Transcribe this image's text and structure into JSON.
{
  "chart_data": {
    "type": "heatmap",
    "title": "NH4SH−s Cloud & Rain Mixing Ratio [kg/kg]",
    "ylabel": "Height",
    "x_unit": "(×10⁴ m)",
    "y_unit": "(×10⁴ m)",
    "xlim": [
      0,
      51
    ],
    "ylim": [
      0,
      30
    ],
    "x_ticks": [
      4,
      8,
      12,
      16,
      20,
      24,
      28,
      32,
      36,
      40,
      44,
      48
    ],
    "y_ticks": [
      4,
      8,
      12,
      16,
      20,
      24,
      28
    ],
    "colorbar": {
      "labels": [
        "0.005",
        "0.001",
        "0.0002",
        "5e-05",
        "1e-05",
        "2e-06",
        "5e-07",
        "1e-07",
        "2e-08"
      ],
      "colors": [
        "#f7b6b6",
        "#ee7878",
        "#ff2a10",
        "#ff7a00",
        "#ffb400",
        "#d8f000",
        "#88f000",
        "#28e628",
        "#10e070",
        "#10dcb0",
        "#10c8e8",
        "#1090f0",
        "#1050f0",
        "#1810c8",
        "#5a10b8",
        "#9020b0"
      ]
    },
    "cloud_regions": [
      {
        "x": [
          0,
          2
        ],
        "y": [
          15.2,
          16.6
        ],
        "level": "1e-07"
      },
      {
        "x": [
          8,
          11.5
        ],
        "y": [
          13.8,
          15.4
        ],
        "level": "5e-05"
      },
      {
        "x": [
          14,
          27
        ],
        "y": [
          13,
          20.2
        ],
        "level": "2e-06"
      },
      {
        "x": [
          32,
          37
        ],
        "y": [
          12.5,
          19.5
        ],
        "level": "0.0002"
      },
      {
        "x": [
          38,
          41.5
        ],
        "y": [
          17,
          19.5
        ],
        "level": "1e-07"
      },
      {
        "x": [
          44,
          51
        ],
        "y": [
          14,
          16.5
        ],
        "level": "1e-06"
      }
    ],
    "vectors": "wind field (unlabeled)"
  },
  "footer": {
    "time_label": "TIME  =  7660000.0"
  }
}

----------------

Output the data above exactly, please, line for line.

Transcribe this image's text and structure into JSON.
{
  "chart_data": {
    "type": "heatmap",
    "title": "NH4SH−s Cloud & Rain Mixing Ratio [kg/kg]",
    "ylabel": "Height",
    "x_unit": "(×10⁴ m)",
    "y_unit": "(×10⁴ m)",
    "xlim": [
      0,
      51
    ],
    "ylim": [
      0,
      30
    ],
    "x_ticks": [
      4,
      8,
      12,
      16,
      20,
      24,
      28,
      32,
      36,
      40,
      44,
      48
    ],
    "y_ticks": [
      4,
      8,
      12,
      16,
      20,
      24,
      28
    ],
    "colorbar": {
      "labels": [
        "0.005",
        "0.001",
        "0.0002",
        "5e-05",
        "1e-05",
        "2e-06",
        "5e-07",
        "1e-07",
        "2e-08"
      ],
      "colors": [
        "#f7b6b6",
        "#ee7878",
        "#ff2a10",
        "#ff7a00",
        "#ffb400",
        "#d8f000",
        "#88f000",
        "#28e628",
        "#10e070",
        "#10dcb0",
        "#10c8e8",
        "#1090f0",
        "#1050f0",
        "#1810c8",
        "#5a10b8",
        "#9020b0"
      ]
    },
    "cloud_regions": [
      {
        "x": [
          0,
          2
        ],
        "y": [
          15.2,
          16.6
        ],
        "level": "1e-07"
      },
      {
        "x": [
          8,
          11.5
        ],
        "y": [
          13.8,
          15.4
        ],
        "level": "5e-05"
      },
      {
        "x": [
          14,
          27
        ],
        "y": [
          13,
          20.2
        ],
        "level": "2e-06"
      },
      {
        "x": [
          32,
          37
        ],
        "y": [
          12.5,
          19.5
        ],
        "level": "0.0002"
      },
      {
        "x": [
          38,
          41.5
        ],
        "y": [
          17,
          19.5
        ],
        "level": "1e-07"
      },
      {
        "x": [
          44,
          51
        ],
        "y": [
          14,
          16.5
        ],
        "level": "1e-06"
      }
    ],
    "vectors": "wind field (unlabeled)"
  },
  "footer": {
    "time_label": "TIME  =  7660000.0"
  }
}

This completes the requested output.